(Dataset entries)

====

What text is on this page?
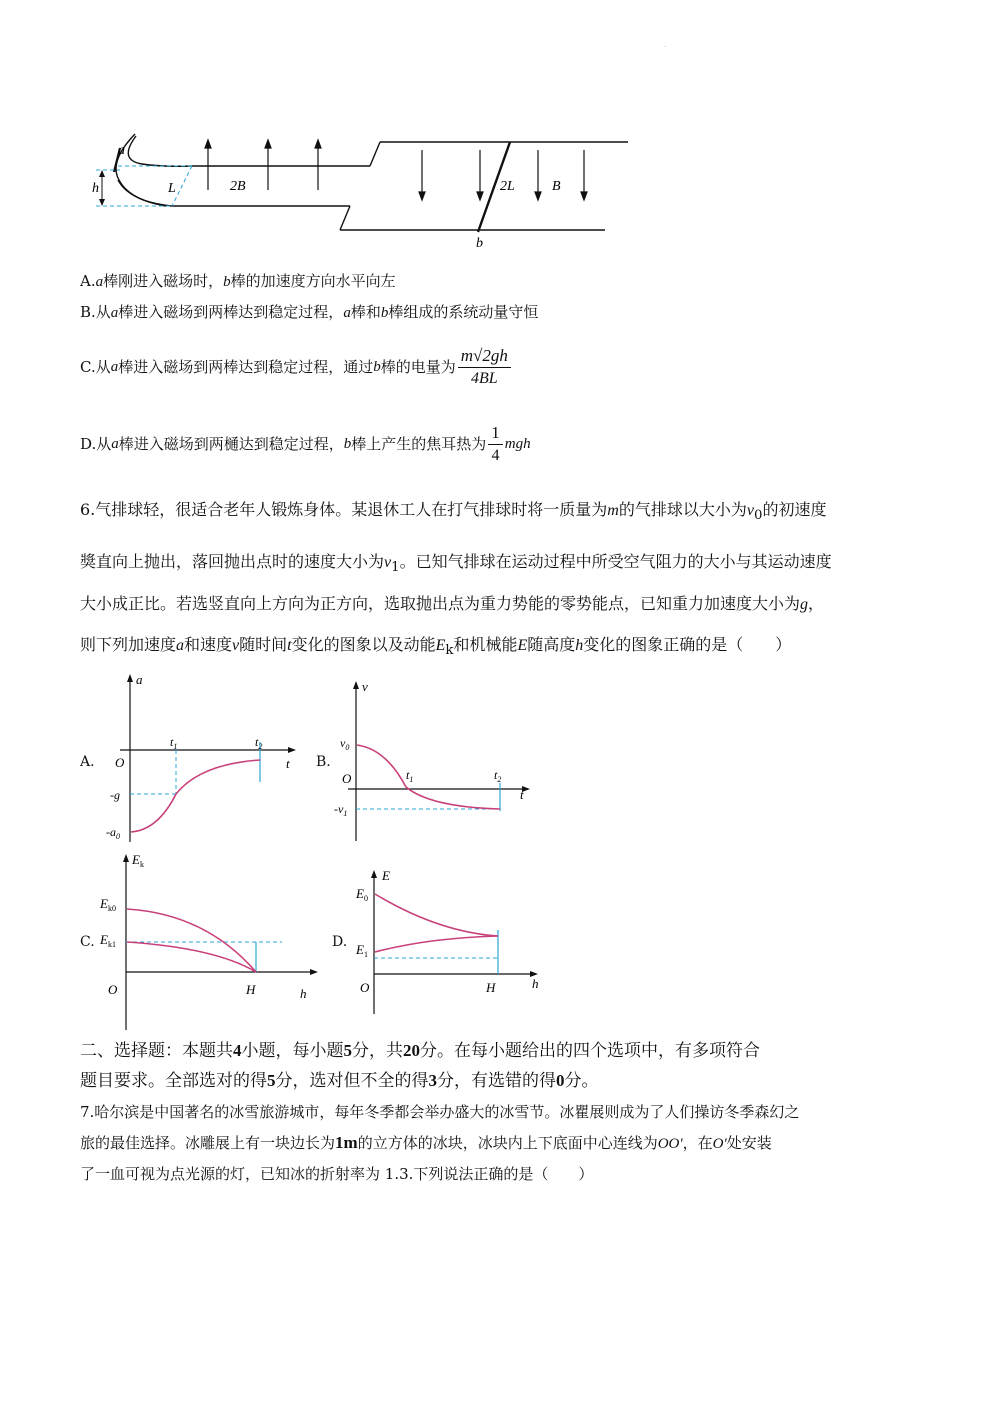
.
a
h	L	2B	2L	B
b
A.a棒刚进入磁场时，b棒的加速度方向水平向左
B.从a棒进入磁场到两棒达到稳定过程，a棒和b棒组成的系统动量守恒
C.从 a 棒进入磁场到两棒达到稳定过程，通过 b 棒的电量为 $\frac{m√2gh}{4BL}$
D.从 a 棒进入磁场到两樋达到稳定过程， b 棒上产生的焦耳热为 $\frac{1}{4}$ mgh
6.气排球轻，很适合老年人锻炼身体。某退休工人在打气排球时将一质量为m的气排球以大小为$v_0$的初速度
獎直向上抛出，落回抛出点时的速度大小为$v_1$。已知气排球在运动过程中所受空气阻力的大小与其运动速度
大小成正比。若选竖直向上方向为正方向，选取抛出点为重力势能的零势能点，已知重力加速度大小为g，
则下列加速度a和速度v随时间t变化的图象以及动能$E_k$和机械能E随高度h变化的图象正确的是（　　）
A.
a
t
O
$t_1$	$t_2$
-g
$-a_0$
B.
v
t
O
$v_0$
$t_1$	$t_2$
$-v_1$
C.
$E_k$
h
O	H
$E_{k0}$
$E_{k1}$	D.
E
h
O	H
$E_0$
$E_1$
二、选择题：本题共4小题，每小题5分，共20分。在每小题给出的四个选项中，有多项符合
题目要求。全部选对的得5分，选对但不全的得3分，有选错的得0分。
7.哈尔滨是中国著名的冰雪旅游城市，每年冬季都会举办盛大的冰雪节。冰瞿展则成为了人们操访冬季森幻之
旅的最佳选择。冰雕展上有一块边长为1m的立方体的冰块，冰块内上下底面中心连线为OO′，在O′处安装
了一血可视为点光源的灯，已知冰的折射率为 1.3.下列说法正确的是（　　）
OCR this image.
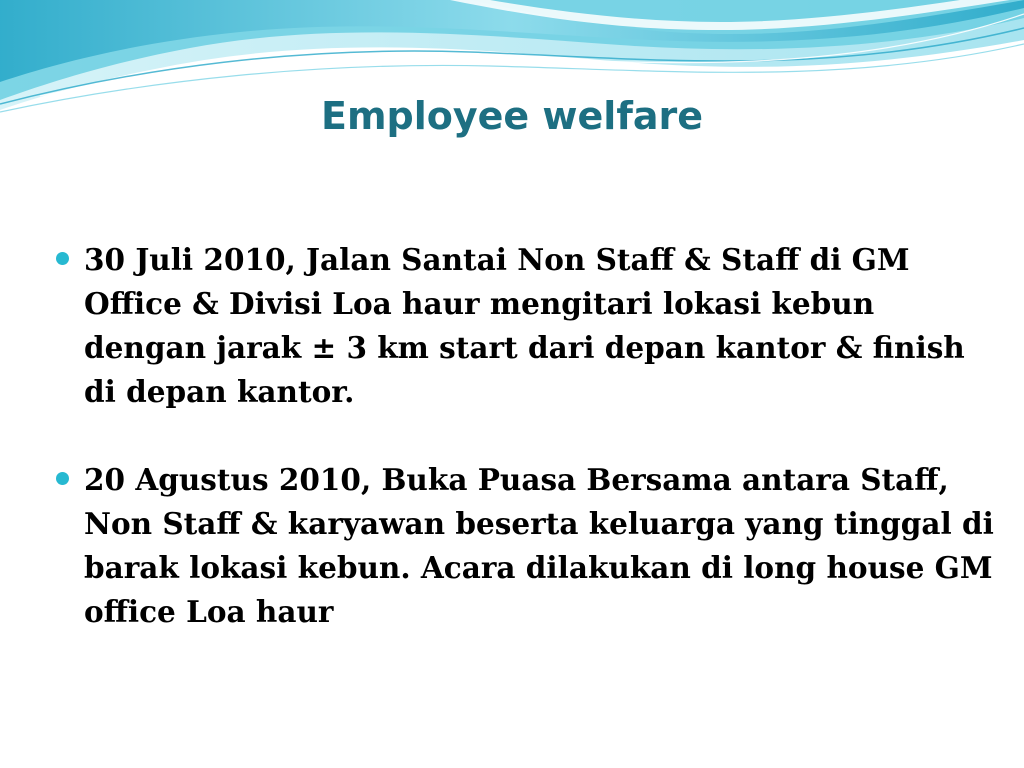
Employee welfare
30 Juli 2010, Jalan Santai Non Staff & Staff di GM Office & Divisi Loa haur mengitari lokasi kebun dengan jarak ± 3 km start dari depan kantor & finish di depan kantor.
20 Agustus 2010, Buka Puasa Bersama antara Staff, Non Staff & karyawan beserta keluarga yang tinggal di barak lokasi kebun. Acara dilakukan di long house GM office Loa haur
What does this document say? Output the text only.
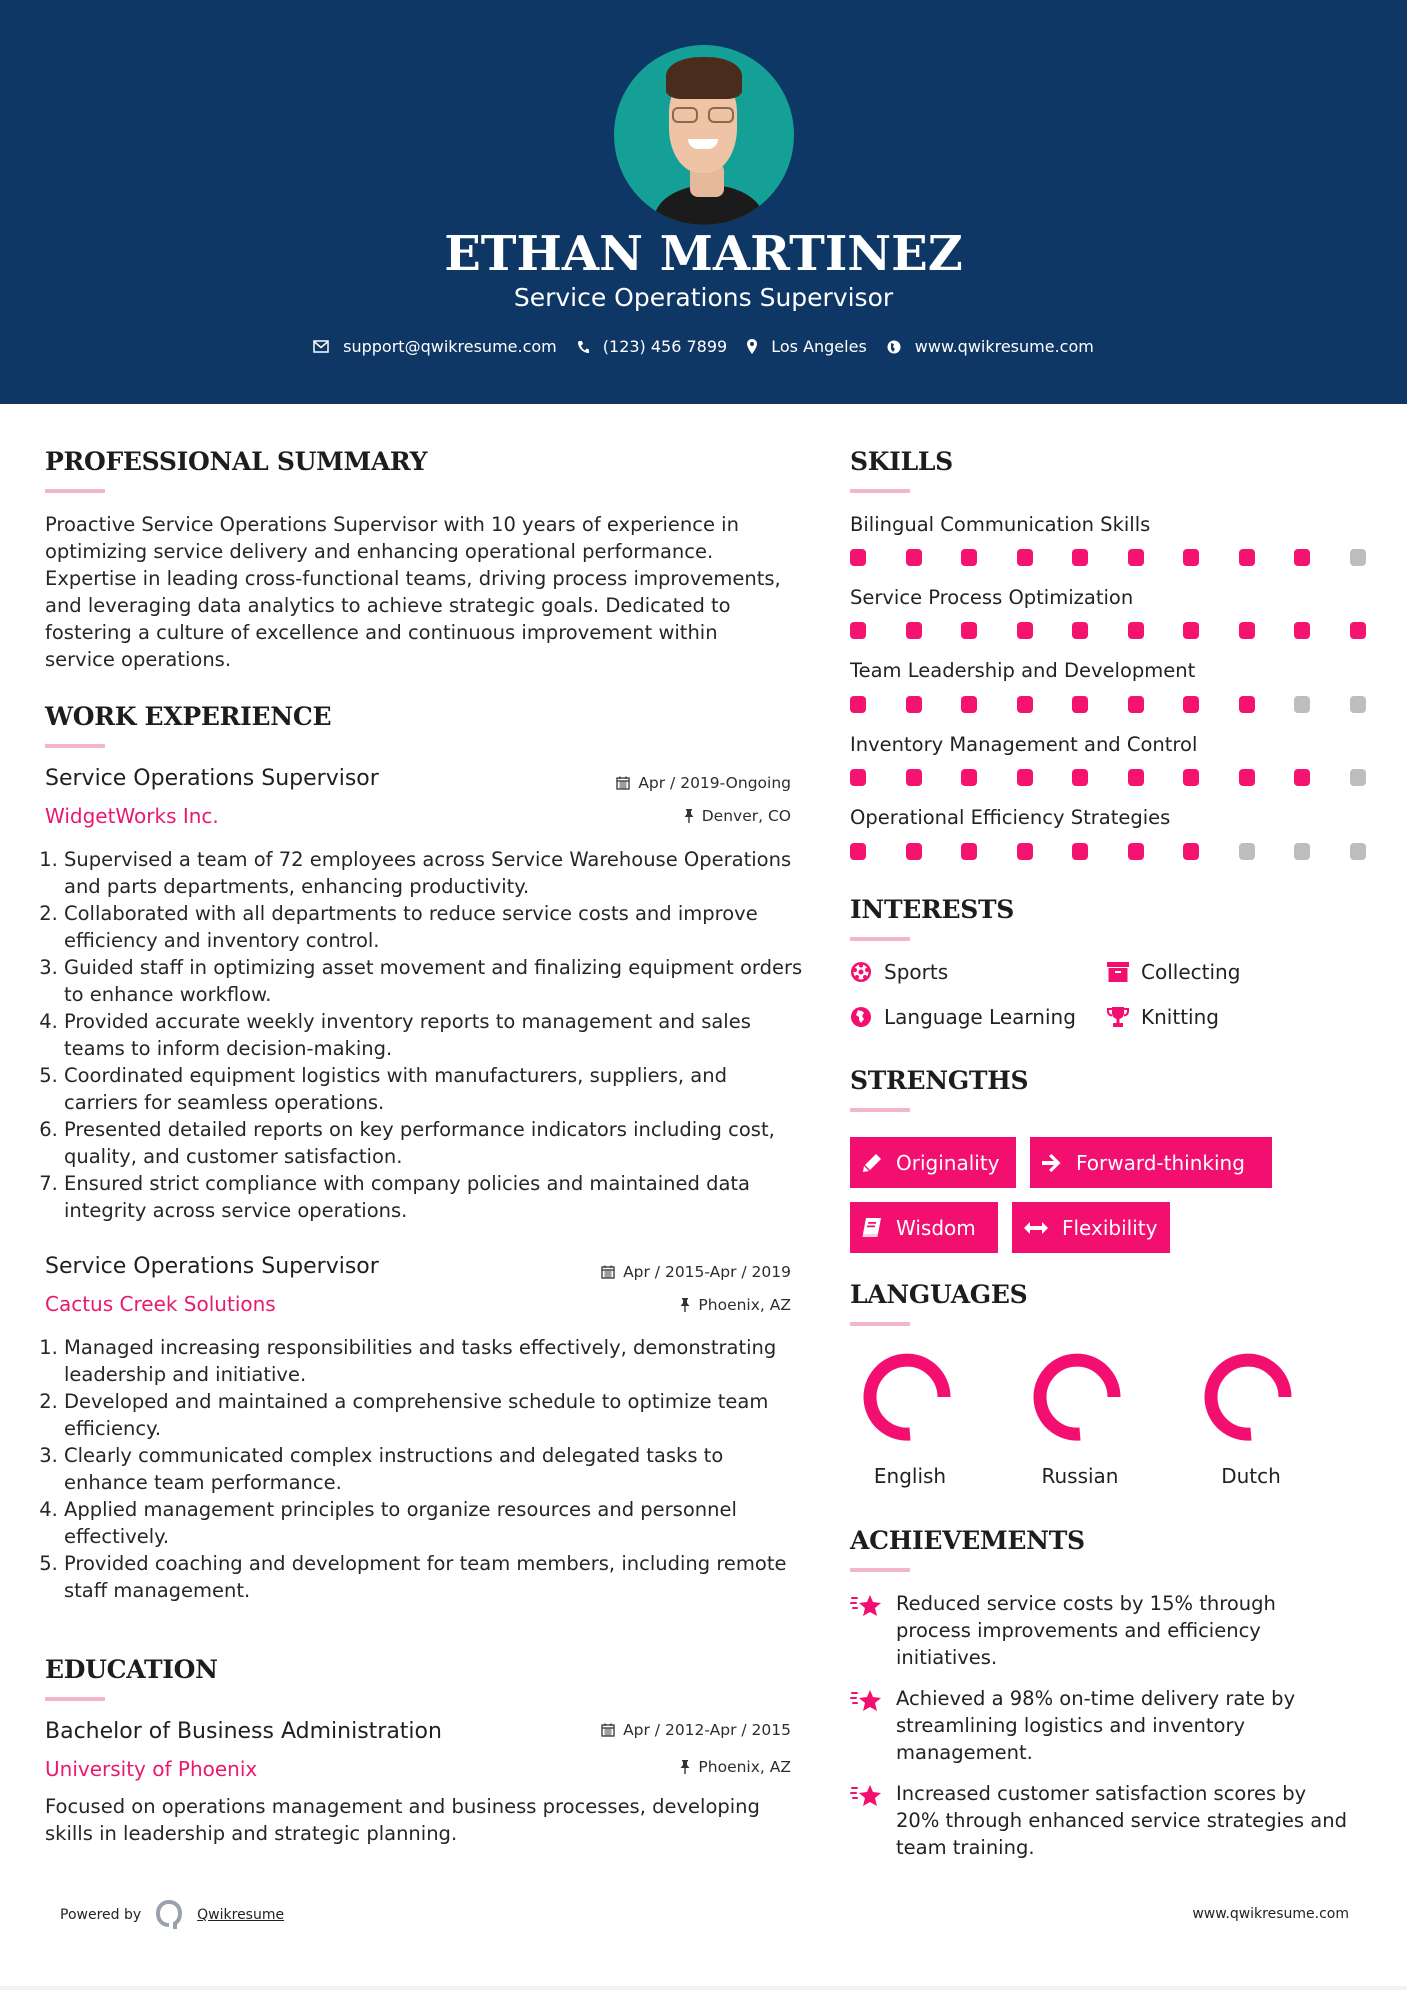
ETHAN MARTINEZ
Service Operations Supervisor
support@qwikresume.com	(123) 456 7899	Los Angeles	www.qwikresume.com
PROFESSIONAL SUMMARY
Proactive Service Operations Supervisor with 10 years of experience in optimizing service delivery and enhancing operational performance. Expertise in leading cross-functional teams, driving process improvements, and leveraging data analytics to achieve strategic goals. Dedicated to fostering a culture of excellence and continuous improvement within service operations.
WORK EXPERIENCE
Service Operations Supervisor	Apr / 2019-Ongoing
WidgetWorks Inc.	Denver, CO
1. Supervised a team of 72 employees across Service Warehouse Operations and parts departments, enhancing productivity.
2. Collaborated with all departments to reduce service costs and improve efficiency and inventory control.
3. Guided staff in optimizing asset movement and finalizing equipment orders to enhance workflow.
4. Provided accurate weekly inventory reports to management and sales teams to inform decision-making.
5. Coordinated equipment logistics with manufacturers, suppliers, and carriers for seamless operations.
6. Presented detailed reports on key performance indicators including cost, quality, and customer satisfaction.
7. Ensured strict compliance with company policies and maintained data integrity across service operations.
Service Operations Supervisor	Apr / 2015-Apr / 2019
Cactus Creek Solutions	Phoenix, AZ
1. Managed increasing responsibilities and tasks effectively, demonstrating leadership and initiative.
2. Developed and maintained a comprehensive schedule to optimize team efficiency.
3. Clearly communicated complex instructions and delegated tasks to enhance team performance.
4. Applied management principles to organize resources and personnel effectively.
5. Provided coaching and development for team members, including remote staff management.
EDUCATION
Bachelor of Business Administration	Apr / 2012-Apr / 2015
University of Phoenix	Phoenix, AZ
Focused on operations management and business processes, developing skills in leadership and strategic planning.
SKILLS
Bilingual Communication Skills
Service Process Optimization
Team Leadership and Development
Inventory Management and Control
Operational Efficiency Strategies
INTERESTS
Sports	Collecting
Language Learning	Knitting
STRENGTHS
Originality	Forward-thinking
Wisdom	Flexibility
LANGUAGES
English	Russian	Dutch
ACHIEVEMENTS
Reduced service costs by 15% through process improvements and efficiency initiatives.
Achieved a 98% on-time delivery rate by streamlining logistics and inventory management.
Increased customer satisfaction scores by 20% through enhanced service strategies and team training.
Powered by	Qwikresume	www.qwikresume.com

====

- _Objective_
Pictures are not part of the copy; output everything else in the records exactly.

- _The response_
What text is on this page?
.
a
h	L	2B	2L	B
b
A.a棒刚进入磁场时，b棒的加速度方向水平向左
B.从a棒进入磁场到两棒达到稳定过程，a棒和b棒组成的系统动量守恒
C.从 a 棒进入磁场到两棒达到稳定过程，通过 b 棒的电量为 $\frac{m√2gh}{4BL}$
D.从 a 棒进入磁场到两樋达到稳定过程， b 棒上产生的焦耳热为 $\frac{1}{4}$ mgh
6.气排球轻，很适合老年人锻炼身体。某退休工人在打气排球时将一质量为m的气排球以大小为$v_0$的初速度
獎直向上抛出，落回抛出点时的速度大小为$v_1$。已知气排球在运动过程中所受空气阻力的大小与其运动速度
大小成正比。若选竖直向上方向为正方向，选取抛出点为重力势能的零势能点，已知重力加速度大小为g，
则下列加速度a和速度v随时间t变化的图象以及动能$E_k$和机械能E随高度h变化的图象正确的是（　　）
A.
a
t
O
$t_1$	$t_2$
-g
$-a_0$
B.
v
t
O
$v_0$
$t_1$	$t_2$
$-v_1$
C.
$E_k$
h
O	H
$E_{k0}$
$E_{k1}$	D.
E
h
O	H
$E_0$
$E_1$
二、选择题：本题共4小题，每小题5分，共20分。在每小题给出的四个选项中，有多项符合
题目要求。全部选对的得5分，选对但不全的得3分，有选错的得0分。
7.哈尔滨是中国著名的冰雪旅游城市，每年冬季都会举办盛大的冰雪节。冰瞿展则成为了人们操访冬季森幻之
旅的最佳选择。冰雕展上有一块边长为1m的立方体的冰块，冰块内上下底面中心连线为OO′，在O′处安装
了一血可视为点光源的灯，已知冰的折射率为 1.3.下列说法正确的是（　　）
OCR this image.
Employee welfare
30 Juli 2010, Jalan Santai Non Staff & Staff di GM Office & Divisi Loa haur mengitari lokasi kebun dengan jarak ± 3 km start dari depan kantor & finish di depan kantor.
20 Agustus 2010, Buka Puasa Bersama antara Staff, Non Staff & karyawan beserta keluarga yang tinggal di barak lokasi kebun. Acara dilakukan di long house GM office Loa haur
What does this document say? Output the text only.
ETHAN MARTINEZ
Service Operations Supervisor
support@qwikresume.com	(123) 456 7899	Los Angeles	www.qwikresume.com
PROFESSIONAL SUMMARY
Proactive Service Operations Supervisor with 10 years of experience in optimizing service delivery and enhancing operational performance. Expertise in leading cross-functional teams, driving process improvements, and leveraging data analytics to achieve strategic goals. Dedicated to fostering a culture of excellence and continuous improvement within service operations.
WORK EXPERIENCE
Service Operations Supervisor	Apr / 2019-Ongoing
WidgetWorks Inc.	Denver, CO
1. Supervised a team of 72 employees across Service Warehouse Operations and parts departments, enhancing productivity.
2. Collaborated with all departments to reduce service costs and improve efficiency and inventory control.
3. Guided staff in optimizing asset movement and finalizing equipment orders to enhance workflow.
4. Provided accurate weekly inventory reports to management and sales teams to inform decision-making.
5. Coordinated equipment logistics with manufacturers, suppliers, and carriers for seamless operations.
6. Presented detailed reports on key performance indicators including cost, quality, and customer satisfaction.
7. Ensured strict compliance with company policies and maintained data integrity across service operations.
Service Operations Supervisor	Apr / 2015-Apr / 2019
Cactus Creek Solutions	Phoenix, AZ
1. Managed increasing responsibilities and tasks effectively, demonstrating leadership and initiative.
2. Developed and maintained a comprehensive schedule to optimize team efficiency.
3. Clearly communicated complex instructions and delegated tasks to enhance team performance.
4. Applied management principles to organize resources and personnel effectively.
5. Provided coaching and development for team members, including remote staff management.
EDUCATION
Bachelor of Business Administration	Apr / 2012-Apr / 2015
University of Phoenix	Phoenix, AZ
Focused on operations management and business processes, developing skills in leadership and strategic planning.
SKILLS
Bilingual Communication Skills
Service Process Optimization
Team Leadership and Development
Inventory Management and Control
Operational Efficiency Strategies
INTERESTS
Sports	Collecting
Language Learning	Knitting
STRENGTHS
Originality	Forward-thinking
Wisdom	Flexibility
LANGUAGES
English	Russian	Dutch
ACHIEVEMENTS
Reduced service costs by 15% through process improvements and efficiency initiatives.
Achieved a 98% on-time delivery rate by streamlining logistics and inventory management.
Increased customer satisfaction scores by 20% through enhanced service strategies and team training.
Powered by	Qwikresume	www.qwikresume.com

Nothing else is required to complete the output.